● **To do**
How many lines of these records hold the string "name"? Reply with the number alone.

● **Exercise data**
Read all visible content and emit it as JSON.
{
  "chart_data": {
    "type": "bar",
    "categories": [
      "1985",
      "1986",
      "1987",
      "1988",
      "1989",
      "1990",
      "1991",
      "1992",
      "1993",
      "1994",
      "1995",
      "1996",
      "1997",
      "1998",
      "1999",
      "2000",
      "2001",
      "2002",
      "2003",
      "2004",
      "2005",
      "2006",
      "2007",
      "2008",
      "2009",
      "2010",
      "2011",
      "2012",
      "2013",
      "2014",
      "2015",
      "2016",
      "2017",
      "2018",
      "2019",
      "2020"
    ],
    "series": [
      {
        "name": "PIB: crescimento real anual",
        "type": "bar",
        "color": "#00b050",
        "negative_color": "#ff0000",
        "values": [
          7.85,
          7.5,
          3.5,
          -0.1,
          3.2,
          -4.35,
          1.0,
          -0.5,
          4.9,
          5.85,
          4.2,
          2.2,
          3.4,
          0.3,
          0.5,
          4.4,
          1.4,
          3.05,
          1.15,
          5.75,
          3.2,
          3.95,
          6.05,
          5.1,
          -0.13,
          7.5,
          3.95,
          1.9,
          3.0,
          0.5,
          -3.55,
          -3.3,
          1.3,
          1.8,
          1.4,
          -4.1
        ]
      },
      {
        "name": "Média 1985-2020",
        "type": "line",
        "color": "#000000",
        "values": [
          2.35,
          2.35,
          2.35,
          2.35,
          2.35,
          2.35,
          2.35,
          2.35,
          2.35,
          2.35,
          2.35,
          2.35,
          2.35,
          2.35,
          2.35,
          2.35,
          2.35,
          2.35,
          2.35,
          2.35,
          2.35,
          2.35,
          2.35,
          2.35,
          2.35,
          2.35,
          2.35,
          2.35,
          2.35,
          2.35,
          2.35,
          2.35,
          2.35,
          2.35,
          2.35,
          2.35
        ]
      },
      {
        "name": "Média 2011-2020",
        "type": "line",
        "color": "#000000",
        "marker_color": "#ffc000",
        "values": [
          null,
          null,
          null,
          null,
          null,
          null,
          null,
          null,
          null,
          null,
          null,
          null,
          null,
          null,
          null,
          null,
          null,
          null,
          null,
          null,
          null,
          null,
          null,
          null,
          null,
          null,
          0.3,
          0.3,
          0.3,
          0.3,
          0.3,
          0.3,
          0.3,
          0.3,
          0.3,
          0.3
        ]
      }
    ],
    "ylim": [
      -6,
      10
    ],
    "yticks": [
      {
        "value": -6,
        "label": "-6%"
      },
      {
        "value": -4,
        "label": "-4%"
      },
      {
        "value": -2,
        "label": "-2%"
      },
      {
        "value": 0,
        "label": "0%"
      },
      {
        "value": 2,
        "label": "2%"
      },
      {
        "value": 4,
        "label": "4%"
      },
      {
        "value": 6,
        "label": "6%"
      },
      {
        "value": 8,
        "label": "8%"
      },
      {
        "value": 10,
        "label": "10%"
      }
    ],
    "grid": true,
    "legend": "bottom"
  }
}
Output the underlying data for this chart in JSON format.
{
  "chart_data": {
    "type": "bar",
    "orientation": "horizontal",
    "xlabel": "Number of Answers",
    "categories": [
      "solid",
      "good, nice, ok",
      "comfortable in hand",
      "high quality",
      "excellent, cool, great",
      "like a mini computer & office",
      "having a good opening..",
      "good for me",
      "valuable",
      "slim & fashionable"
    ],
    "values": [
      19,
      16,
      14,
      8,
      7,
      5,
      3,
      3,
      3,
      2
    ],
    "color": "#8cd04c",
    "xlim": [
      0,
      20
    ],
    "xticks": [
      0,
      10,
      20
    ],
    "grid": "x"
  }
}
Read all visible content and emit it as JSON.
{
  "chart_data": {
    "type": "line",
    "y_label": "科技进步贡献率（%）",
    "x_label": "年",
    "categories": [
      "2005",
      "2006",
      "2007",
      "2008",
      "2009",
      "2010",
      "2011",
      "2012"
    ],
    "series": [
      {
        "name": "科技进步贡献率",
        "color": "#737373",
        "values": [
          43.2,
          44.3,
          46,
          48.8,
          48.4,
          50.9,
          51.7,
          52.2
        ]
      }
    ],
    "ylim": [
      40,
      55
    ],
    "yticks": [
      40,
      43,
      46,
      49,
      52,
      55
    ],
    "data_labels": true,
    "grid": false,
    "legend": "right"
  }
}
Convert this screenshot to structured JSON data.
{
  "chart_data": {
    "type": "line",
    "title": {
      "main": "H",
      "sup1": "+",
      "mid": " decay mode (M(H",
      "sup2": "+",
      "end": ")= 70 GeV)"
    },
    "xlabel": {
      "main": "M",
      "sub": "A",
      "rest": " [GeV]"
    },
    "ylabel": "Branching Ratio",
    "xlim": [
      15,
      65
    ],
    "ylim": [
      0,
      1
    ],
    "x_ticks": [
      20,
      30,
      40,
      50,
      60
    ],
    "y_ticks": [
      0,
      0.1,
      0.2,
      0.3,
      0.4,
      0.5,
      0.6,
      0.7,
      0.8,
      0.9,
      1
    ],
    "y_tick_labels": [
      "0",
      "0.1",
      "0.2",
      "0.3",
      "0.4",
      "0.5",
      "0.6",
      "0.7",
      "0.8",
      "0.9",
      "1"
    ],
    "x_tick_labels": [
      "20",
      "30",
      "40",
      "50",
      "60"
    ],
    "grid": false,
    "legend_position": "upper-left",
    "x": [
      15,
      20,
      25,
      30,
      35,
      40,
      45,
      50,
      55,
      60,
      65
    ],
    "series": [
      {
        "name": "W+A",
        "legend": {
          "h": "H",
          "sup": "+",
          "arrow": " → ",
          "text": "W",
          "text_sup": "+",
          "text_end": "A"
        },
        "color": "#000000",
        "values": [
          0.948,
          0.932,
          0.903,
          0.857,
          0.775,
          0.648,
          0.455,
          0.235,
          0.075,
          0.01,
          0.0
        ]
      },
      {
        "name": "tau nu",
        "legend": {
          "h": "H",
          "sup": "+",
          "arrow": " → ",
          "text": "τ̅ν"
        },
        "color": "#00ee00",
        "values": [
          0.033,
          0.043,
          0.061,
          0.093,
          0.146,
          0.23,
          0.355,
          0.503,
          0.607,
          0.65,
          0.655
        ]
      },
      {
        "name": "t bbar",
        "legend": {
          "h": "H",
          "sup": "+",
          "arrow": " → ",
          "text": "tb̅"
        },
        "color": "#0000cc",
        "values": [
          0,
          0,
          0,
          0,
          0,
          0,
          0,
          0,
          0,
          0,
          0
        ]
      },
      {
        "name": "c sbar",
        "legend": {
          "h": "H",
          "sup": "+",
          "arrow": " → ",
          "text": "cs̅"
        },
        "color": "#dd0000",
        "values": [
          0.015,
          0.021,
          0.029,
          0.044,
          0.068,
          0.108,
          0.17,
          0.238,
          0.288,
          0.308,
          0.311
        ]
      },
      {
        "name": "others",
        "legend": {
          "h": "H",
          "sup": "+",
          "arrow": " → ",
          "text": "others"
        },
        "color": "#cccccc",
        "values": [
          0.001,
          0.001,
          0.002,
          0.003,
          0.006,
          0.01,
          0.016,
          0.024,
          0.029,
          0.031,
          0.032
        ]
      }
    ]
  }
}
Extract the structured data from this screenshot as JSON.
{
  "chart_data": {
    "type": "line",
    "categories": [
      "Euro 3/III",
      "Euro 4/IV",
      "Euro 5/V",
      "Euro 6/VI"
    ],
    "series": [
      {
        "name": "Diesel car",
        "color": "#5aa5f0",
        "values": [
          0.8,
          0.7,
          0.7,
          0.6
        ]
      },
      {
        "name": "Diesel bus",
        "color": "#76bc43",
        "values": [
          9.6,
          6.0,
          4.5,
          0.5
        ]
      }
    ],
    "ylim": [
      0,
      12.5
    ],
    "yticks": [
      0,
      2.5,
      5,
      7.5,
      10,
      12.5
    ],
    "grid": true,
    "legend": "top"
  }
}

● **Task result**
11